#### WRITTEN REQUEST
Identify each line below containing the string "MILE" and copy it.

#### DATASET
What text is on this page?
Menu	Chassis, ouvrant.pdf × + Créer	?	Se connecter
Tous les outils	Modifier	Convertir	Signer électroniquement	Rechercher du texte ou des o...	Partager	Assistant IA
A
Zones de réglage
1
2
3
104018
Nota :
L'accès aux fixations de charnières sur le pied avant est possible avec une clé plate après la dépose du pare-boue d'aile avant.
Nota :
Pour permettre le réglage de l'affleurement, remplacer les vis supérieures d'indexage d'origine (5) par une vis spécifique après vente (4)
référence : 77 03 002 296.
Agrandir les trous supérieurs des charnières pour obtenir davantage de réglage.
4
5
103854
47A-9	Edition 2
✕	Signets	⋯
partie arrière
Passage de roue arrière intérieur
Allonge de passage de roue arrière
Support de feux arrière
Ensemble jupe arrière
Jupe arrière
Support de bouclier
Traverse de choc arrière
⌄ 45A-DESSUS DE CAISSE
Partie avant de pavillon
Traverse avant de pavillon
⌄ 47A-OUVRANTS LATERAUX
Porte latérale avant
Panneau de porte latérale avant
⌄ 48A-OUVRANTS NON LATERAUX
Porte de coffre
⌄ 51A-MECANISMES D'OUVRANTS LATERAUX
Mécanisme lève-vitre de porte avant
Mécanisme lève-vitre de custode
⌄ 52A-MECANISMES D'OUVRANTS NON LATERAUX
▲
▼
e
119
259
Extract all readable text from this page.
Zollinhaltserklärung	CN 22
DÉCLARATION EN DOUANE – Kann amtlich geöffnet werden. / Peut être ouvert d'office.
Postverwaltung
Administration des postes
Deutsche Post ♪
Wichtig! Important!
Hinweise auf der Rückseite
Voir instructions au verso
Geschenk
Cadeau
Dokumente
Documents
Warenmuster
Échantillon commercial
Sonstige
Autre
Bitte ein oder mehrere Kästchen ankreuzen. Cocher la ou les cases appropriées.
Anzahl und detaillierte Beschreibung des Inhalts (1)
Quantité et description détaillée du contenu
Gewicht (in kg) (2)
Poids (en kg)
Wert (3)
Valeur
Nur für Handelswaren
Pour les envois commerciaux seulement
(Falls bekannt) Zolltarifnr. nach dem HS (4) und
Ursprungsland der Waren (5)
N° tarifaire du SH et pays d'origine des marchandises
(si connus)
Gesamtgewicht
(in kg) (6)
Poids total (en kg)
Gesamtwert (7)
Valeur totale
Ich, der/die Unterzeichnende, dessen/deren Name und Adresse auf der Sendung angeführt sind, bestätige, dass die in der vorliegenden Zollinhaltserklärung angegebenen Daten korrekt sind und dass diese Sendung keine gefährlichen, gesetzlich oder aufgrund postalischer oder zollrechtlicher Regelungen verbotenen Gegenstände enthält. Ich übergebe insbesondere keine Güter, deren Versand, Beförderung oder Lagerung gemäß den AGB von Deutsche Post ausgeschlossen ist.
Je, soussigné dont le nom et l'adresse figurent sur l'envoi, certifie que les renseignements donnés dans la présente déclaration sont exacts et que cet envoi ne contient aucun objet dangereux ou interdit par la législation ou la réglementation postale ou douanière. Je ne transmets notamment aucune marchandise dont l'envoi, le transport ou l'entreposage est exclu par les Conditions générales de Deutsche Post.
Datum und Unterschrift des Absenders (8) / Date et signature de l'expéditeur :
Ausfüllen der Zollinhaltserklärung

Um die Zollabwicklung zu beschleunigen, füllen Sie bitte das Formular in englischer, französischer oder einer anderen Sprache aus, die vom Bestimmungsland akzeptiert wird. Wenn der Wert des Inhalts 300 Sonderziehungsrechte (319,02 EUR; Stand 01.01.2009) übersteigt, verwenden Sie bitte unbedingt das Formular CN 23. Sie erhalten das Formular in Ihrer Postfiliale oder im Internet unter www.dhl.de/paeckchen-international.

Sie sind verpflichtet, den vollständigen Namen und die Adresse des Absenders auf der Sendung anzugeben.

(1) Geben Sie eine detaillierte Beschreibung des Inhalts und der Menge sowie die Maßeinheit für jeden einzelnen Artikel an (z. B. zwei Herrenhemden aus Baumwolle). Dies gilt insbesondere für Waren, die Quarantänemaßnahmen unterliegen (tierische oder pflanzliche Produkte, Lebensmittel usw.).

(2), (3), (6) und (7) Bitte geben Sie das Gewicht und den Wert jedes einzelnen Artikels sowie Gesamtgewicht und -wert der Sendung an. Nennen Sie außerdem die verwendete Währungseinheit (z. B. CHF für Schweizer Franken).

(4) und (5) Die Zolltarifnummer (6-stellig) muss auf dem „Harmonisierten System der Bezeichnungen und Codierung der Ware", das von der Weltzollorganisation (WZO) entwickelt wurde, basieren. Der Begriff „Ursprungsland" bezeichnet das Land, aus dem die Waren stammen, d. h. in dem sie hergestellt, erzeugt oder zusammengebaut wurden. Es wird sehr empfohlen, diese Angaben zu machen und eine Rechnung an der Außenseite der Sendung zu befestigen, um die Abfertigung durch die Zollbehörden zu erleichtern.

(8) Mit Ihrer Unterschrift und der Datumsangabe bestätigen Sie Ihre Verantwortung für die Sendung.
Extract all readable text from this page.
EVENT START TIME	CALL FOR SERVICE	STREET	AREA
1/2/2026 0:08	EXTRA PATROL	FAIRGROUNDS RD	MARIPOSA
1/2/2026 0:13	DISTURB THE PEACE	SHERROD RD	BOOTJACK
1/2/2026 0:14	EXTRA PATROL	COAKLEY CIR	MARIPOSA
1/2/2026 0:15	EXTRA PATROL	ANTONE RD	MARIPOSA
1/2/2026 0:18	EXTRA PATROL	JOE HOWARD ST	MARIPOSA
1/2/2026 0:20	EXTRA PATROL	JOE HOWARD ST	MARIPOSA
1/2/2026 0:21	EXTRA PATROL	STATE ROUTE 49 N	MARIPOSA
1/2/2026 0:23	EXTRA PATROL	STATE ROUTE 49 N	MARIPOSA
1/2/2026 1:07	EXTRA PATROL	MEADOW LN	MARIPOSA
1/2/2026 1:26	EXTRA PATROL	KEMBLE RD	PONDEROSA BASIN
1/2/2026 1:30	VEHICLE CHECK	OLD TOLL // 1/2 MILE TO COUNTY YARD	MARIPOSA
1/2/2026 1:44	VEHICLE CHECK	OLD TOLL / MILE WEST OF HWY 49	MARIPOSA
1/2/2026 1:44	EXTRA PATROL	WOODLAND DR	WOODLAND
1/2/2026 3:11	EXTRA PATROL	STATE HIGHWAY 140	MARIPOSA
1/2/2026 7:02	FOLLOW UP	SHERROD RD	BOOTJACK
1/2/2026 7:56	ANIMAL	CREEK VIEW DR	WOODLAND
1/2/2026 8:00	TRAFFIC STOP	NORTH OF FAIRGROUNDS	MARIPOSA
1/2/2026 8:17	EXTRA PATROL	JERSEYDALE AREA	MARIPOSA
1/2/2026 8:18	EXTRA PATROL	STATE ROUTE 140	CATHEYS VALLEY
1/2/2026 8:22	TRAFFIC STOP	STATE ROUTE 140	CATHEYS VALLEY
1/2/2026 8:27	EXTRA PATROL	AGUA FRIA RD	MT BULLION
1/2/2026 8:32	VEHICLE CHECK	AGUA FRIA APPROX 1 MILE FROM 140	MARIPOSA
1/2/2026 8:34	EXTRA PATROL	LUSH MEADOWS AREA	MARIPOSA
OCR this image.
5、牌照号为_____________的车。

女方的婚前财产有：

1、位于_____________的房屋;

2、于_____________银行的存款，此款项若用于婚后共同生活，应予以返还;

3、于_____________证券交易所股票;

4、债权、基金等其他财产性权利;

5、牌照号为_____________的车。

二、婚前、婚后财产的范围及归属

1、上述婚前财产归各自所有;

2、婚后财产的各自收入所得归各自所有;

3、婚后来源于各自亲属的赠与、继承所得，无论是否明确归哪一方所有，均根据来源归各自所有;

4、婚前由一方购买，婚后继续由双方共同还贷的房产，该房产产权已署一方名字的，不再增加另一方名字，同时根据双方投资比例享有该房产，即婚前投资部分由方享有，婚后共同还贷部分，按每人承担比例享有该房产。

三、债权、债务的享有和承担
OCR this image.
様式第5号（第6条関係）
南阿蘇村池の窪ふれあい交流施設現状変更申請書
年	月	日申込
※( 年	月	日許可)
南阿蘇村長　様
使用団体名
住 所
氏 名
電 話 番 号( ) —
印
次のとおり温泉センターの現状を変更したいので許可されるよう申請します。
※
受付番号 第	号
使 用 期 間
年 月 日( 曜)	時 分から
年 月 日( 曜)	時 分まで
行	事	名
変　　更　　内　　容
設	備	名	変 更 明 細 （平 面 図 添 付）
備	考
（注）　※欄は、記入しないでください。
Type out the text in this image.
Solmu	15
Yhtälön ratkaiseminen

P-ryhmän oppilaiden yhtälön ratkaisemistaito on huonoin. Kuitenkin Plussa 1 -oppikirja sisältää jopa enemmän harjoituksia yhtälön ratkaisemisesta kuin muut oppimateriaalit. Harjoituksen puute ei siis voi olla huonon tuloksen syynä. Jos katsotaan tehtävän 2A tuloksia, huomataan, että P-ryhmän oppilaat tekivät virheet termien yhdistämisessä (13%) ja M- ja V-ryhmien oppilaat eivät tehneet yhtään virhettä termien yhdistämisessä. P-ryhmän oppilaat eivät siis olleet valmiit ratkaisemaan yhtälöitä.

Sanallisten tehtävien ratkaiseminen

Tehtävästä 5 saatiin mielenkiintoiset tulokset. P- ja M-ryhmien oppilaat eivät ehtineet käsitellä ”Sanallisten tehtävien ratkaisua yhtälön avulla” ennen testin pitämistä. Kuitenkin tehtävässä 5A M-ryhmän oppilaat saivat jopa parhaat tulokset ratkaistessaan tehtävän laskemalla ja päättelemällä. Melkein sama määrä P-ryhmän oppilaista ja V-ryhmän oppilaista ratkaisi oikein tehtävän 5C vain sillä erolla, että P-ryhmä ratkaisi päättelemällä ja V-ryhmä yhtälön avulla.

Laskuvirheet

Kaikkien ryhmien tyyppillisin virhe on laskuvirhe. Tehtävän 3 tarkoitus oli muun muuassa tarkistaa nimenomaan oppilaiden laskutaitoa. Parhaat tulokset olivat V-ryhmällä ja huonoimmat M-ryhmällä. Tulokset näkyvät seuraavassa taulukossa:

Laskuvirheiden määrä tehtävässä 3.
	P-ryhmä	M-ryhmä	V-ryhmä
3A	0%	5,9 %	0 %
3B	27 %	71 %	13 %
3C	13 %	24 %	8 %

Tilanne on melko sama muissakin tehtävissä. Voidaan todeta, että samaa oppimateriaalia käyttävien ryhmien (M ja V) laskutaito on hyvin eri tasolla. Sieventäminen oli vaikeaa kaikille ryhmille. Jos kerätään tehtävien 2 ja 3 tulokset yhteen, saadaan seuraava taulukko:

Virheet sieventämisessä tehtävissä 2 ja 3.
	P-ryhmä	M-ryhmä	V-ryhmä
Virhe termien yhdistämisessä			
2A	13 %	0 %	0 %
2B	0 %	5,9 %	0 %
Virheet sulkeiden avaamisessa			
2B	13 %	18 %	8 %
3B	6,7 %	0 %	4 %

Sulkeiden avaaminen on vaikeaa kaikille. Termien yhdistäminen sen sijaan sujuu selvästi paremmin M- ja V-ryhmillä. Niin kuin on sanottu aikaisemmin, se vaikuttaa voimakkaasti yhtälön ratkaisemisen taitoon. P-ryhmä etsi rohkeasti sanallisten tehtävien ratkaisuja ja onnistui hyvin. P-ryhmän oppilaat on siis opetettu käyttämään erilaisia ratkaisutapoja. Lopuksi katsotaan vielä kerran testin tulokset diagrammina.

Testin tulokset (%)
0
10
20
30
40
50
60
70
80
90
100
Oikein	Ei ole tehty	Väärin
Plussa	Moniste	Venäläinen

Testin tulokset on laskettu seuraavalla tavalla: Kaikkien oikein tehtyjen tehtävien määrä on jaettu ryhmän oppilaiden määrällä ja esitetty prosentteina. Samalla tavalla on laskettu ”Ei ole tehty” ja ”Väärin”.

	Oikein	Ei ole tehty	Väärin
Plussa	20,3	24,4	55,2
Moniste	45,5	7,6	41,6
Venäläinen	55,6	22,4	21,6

#### SOLUTION TO THE PROBLEM
1/2/2026 1:30	VEHICLE CHECK	OLD TOLL // 1/2 MILE TO COUNTY YARD	MARIPOSA
1/2/2026 1:44	VEHICLE CHECK	OLD TOLL / MILE WEST OF HWY 49	MARIPOSA
1/2/2026 8:32	VEHICLE CHECK	AGUA FRIA APPROX 1 MILE FROM 140	MARIPOSA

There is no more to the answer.